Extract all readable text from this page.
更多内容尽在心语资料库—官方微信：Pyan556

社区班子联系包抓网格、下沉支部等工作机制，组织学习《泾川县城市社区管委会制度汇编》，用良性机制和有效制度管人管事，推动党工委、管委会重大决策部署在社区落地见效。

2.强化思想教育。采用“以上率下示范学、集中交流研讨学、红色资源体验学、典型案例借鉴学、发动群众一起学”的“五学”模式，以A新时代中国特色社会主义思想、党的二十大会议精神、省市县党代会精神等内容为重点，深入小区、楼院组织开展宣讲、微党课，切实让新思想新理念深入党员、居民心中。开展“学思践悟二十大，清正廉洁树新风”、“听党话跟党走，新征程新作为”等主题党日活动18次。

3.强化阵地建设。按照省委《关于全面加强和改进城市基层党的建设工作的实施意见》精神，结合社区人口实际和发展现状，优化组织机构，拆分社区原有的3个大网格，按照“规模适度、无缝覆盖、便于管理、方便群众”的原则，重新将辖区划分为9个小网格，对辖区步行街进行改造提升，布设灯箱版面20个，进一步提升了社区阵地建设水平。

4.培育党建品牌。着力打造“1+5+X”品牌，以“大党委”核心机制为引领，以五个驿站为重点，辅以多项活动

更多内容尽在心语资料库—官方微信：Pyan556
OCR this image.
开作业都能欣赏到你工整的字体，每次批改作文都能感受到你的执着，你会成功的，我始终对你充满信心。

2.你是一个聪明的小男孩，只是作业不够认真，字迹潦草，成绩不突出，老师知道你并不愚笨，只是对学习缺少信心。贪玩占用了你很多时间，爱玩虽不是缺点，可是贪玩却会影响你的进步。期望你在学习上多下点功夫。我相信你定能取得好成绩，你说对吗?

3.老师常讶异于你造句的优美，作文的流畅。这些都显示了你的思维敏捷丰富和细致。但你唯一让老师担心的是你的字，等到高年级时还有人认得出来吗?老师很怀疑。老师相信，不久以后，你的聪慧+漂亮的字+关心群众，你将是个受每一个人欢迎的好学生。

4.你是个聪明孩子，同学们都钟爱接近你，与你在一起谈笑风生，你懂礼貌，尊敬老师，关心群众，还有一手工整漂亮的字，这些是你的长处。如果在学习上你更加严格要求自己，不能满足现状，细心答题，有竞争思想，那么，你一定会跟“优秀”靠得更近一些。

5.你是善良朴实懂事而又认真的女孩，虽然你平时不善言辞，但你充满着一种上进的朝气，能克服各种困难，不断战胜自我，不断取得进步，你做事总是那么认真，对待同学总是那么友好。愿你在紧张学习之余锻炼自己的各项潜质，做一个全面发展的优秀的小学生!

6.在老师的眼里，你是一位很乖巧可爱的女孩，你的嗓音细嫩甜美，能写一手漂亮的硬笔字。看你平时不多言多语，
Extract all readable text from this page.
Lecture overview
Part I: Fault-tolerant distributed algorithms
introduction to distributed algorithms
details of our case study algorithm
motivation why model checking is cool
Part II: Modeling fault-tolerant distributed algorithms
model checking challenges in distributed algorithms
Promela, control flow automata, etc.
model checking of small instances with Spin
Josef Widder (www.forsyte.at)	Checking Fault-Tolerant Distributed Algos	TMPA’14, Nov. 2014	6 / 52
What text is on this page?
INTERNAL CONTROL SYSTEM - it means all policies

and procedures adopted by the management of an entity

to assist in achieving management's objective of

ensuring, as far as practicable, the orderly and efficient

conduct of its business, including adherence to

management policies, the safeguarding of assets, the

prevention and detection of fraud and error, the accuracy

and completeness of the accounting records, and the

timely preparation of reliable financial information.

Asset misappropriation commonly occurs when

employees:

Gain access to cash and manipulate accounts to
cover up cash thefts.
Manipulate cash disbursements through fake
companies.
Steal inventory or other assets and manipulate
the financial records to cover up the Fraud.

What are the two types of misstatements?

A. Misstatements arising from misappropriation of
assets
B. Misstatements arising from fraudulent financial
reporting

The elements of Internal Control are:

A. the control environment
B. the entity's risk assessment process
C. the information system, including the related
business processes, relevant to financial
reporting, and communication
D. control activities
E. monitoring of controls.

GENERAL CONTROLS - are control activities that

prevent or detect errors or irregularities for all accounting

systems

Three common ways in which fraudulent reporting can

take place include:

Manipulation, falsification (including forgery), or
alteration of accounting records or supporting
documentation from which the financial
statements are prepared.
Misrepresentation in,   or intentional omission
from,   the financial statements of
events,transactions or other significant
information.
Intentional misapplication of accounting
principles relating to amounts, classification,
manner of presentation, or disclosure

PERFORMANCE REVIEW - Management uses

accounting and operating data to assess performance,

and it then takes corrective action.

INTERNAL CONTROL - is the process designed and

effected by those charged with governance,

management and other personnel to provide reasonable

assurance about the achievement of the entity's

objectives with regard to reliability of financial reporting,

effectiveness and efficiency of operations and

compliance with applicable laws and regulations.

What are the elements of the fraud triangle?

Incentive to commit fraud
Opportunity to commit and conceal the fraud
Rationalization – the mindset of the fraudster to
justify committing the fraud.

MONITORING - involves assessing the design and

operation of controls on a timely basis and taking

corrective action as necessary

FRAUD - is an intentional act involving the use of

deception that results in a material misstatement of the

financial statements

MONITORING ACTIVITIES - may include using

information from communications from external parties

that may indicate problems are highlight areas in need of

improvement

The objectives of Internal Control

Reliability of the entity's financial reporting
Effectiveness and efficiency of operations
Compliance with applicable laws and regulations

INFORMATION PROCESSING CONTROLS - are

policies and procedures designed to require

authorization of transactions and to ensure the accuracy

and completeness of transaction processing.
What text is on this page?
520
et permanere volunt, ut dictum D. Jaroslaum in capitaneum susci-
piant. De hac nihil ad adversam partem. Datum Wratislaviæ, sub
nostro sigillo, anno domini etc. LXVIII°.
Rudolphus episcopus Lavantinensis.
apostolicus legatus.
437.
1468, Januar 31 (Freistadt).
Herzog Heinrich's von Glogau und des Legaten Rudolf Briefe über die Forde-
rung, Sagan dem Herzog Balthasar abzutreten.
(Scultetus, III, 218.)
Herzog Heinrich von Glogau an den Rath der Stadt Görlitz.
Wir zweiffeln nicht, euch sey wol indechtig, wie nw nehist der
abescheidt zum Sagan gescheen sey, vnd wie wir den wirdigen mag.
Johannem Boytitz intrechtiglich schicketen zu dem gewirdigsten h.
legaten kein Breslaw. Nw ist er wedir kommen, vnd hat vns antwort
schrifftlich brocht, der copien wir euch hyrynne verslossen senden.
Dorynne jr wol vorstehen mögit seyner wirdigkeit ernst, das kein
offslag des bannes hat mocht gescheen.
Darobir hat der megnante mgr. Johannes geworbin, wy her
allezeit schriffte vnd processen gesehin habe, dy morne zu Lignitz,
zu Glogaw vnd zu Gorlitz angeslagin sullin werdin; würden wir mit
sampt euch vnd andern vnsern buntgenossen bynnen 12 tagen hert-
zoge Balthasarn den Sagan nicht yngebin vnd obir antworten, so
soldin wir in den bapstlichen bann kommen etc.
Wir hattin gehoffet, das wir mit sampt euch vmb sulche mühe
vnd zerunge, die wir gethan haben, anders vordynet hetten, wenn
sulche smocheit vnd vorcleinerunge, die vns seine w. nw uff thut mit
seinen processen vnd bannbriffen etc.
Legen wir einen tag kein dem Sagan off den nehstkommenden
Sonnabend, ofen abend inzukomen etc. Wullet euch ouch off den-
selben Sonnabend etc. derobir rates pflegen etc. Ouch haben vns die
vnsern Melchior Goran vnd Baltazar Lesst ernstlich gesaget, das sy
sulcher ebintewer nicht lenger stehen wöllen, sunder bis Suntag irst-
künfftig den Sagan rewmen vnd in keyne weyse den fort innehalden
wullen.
━━━━
INSTRUCTION: Tell how many lines of the data include the word "timely", and nothing else.

TASK SOLUTION: 2